— START —
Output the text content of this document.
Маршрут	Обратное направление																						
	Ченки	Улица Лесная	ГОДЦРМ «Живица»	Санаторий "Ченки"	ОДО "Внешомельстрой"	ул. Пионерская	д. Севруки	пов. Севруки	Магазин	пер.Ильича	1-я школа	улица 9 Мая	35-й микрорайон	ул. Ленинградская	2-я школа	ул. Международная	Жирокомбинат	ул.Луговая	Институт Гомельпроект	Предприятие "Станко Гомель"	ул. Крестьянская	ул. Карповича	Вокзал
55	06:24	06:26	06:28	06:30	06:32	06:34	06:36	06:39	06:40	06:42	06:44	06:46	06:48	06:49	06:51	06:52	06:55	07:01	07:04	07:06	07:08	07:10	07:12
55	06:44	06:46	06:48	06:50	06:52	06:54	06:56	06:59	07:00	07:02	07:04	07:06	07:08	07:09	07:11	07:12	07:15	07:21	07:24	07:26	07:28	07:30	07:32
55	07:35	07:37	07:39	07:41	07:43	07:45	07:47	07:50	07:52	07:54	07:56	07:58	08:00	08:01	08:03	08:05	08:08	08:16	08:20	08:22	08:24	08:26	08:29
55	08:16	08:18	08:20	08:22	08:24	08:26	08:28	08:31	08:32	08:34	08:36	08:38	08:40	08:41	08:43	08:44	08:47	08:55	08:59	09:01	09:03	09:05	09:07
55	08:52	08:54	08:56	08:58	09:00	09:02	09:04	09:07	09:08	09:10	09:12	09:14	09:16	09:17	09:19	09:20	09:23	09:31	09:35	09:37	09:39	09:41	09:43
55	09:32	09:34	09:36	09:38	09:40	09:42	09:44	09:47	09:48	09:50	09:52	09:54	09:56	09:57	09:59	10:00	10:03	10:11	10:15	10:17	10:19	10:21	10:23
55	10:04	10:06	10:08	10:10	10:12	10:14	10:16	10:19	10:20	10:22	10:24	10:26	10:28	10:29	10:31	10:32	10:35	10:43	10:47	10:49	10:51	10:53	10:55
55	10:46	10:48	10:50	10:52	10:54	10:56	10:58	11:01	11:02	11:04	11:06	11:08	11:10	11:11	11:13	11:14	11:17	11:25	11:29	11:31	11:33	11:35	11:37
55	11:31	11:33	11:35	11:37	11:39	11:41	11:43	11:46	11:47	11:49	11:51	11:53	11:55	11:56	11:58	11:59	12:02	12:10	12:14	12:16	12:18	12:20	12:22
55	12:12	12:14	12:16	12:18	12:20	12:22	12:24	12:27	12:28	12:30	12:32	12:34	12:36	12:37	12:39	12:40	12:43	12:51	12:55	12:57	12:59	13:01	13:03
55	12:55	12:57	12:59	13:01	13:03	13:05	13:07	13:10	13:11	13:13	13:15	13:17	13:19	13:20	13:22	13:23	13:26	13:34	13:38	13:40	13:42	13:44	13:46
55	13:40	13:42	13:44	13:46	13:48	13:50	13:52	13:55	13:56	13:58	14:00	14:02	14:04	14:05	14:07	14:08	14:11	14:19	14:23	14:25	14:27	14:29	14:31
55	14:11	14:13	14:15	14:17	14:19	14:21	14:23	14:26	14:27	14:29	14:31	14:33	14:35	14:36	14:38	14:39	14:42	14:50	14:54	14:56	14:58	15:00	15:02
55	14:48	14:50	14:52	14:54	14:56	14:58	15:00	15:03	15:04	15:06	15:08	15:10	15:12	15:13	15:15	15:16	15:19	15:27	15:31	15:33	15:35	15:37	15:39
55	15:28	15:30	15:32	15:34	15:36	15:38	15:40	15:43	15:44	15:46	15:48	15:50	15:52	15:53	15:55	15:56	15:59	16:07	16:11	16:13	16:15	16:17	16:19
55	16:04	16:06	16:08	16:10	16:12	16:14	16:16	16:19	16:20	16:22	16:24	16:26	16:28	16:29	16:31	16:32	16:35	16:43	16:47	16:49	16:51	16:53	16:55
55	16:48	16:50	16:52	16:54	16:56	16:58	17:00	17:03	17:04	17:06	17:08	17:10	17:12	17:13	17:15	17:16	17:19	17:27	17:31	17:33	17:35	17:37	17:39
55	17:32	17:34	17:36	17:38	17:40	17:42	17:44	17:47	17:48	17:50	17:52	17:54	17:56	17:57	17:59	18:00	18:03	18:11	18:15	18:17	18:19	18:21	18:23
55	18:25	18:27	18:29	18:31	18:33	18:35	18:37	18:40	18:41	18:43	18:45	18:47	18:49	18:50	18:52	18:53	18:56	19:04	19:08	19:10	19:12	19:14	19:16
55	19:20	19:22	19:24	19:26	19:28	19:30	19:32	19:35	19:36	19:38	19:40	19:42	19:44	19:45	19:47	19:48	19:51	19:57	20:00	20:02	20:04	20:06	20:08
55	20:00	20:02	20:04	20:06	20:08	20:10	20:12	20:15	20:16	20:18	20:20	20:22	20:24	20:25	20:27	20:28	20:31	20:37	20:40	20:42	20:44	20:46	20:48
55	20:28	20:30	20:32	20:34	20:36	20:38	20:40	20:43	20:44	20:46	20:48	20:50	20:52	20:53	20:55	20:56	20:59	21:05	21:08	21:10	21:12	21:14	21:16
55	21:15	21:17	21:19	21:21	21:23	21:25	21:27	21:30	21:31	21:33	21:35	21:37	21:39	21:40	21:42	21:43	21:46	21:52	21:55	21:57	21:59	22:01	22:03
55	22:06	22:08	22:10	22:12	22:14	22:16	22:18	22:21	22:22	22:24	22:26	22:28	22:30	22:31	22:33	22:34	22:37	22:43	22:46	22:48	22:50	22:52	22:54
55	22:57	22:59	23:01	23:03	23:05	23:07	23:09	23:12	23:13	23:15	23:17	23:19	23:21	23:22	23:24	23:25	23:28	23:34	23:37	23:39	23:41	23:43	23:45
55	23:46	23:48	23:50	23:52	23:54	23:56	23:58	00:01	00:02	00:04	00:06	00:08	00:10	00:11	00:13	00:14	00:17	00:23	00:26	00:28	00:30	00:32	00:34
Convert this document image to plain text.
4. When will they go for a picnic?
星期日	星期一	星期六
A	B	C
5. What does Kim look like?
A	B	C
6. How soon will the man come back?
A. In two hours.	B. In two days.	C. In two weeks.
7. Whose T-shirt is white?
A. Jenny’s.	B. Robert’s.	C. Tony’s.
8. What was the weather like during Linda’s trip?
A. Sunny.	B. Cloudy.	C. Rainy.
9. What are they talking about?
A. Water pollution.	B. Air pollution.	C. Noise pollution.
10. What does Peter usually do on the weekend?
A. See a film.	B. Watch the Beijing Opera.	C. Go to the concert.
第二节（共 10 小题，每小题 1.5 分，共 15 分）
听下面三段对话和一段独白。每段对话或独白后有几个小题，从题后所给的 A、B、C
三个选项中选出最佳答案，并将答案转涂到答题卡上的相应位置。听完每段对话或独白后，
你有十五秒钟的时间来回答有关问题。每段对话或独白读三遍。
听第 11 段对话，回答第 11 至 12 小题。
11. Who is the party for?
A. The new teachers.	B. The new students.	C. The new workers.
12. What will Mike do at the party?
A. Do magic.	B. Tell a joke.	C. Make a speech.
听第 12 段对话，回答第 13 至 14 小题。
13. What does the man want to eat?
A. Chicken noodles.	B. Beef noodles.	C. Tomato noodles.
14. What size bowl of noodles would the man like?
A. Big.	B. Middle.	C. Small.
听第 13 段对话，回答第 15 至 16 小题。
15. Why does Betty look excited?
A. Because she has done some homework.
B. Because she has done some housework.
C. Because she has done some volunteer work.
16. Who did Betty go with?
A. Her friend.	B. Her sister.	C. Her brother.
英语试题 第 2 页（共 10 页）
— END —
• **Given problem**
Using the entries above, return each line in which the word "Betty" occurs.

• **Solution**
15. Why does Betty look excited?
16. Who did Betty go with?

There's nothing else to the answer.